__WHAT THE TASK REQUIRES__. From the entries below, gather each line containing the word "type".
**** SOURCE MATERIAL ****
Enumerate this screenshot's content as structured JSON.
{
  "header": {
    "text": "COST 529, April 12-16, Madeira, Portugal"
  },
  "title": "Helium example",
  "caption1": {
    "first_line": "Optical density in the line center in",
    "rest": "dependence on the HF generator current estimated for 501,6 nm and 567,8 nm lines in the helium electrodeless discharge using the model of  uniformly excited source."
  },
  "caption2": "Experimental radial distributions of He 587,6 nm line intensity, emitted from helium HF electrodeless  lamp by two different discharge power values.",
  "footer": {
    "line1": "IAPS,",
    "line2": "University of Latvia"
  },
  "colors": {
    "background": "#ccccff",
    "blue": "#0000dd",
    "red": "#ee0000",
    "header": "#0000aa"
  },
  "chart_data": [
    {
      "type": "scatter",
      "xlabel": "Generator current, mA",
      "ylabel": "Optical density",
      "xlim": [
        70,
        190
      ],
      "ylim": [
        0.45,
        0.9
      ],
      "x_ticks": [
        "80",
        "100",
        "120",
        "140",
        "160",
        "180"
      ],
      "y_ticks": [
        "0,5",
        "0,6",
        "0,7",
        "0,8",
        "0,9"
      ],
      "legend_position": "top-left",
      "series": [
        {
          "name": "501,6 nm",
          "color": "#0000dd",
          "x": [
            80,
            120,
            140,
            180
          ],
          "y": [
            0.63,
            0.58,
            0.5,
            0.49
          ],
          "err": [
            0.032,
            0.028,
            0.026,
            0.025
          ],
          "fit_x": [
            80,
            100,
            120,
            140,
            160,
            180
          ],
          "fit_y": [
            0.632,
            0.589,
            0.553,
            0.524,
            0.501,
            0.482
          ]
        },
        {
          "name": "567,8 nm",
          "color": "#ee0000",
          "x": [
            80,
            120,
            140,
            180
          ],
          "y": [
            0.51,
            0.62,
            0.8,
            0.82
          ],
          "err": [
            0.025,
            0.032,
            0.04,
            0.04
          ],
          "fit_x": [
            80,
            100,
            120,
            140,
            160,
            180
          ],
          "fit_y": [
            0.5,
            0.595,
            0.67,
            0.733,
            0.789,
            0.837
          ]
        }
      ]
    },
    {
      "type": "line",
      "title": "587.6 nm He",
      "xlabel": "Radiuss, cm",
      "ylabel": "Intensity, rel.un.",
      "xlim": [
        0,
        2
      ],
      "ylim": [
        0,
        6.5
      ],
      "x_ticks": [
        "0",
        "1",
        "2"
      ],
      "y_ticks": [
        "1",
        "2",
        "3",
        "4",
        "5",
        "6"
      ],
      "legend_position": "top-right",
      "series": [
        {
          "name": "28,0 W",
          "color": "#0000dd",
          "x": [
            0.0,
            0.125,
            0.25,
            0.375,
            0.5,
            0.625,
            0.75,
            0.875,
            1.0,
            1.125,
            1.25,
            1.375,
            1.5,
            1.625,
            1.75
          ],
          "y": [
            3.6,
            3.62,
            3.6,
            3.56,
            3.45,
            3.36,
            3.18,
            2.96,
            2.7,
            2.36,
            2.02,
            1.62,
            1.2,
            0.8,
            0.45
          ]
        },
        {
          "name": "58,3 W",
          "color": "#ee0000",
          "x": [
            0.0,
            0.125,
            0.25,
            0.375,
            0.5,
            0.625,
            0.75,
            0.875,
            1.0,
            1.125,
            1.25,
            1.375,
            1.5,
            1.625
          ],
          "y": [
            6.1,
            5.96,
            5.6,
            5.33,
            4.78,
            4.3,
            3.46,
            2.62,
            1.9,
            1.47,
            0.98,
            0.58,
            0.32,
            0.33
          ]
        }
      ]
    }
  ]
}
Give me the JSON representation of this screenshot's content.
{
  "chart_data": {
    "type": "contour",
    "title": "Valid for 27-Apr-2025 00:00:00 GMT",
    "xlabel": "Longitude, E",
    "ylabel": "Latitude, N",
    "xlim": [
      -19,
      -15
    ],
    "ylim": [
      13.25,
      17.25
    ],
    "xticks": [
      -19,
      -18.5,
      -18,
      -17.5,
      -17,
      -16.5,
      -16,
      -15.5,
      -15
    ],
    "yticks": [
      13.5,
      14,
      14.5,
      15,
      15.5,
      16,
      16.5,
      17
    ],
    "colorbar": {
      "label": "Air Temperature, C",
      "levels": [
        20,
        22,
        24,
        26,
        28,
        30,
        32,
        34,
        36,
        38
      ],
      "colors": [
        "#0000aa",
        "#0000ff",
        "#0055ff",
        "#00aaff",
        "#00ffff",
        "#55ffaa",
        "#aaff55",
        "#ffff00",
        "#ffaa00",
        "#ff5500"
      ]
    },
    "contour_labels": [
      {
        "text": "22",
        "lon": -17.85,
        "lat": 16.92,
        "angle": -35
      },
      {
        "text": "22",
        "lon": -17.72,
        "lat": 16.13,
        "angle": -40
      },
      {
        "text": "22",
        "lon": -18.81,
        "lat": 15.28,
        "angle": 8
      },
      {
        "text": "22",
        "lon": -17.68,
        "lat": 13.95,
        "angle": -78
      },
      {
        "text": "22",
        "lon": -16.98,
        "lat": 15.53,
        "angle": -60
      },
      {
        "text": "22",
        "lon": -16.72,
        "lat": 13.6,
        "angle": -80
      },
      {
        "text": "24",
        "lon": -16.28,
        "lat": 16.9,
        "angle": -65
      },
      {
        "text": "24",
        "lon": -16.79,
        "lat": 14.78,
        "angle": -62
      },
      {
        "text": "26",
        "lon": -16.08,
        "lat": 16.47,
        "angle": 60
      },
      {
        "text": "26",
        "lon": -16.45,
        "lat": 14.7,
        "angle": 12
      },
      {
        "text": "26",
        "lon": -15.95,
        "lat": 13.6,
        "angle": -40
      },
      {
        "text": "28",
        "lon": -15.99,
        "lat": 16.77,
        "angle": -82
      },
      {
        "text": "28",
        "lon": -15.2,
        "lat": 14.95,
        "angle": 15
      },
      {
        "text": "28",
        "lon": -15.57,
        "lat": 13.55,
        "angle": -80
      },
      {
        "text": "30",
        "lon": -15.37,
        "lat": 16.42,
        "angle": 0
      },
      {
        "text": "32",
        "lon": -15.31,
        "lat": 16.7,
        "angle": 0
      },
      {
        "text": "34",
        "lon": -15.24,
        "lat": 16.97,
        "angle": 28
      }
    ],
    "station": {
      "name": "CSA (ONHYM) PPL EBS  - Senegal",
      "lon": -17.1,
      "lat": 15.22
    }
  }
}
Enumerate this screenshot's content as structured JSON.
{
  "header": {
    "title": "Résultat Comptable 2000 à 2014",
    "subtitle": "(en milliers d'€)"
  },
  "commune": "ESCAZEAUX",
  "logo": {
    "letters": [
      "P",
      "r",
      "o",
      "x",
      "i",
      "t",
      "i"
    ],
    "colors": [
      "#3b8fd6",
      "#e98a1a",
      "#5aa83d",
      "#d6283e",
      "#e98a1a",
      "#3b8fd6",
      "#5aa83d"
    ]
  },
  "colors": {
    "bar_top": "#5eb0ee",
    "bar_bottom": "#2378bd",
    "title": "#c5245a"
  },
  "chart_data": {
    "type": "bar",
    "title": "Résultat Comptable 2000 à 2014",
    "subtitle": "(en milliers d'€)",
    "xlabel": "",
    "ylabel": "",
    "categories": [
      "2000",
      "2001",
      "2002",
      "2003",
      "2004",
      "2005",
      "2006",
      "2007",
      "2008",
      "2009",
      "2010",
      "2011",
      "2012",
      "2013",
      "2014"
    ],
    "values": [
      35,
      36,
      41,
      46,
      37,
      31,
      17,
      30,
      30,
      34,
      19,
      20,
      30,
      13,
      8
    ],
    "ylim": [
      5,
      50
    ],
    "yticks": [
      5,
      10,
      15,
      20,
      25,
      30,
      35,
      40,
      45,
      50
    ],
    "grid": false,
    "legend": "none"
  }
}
****
__REPLY__.
      "type": "scatter",
      "type": "line",
    "type": "contour",
    "type": "bar",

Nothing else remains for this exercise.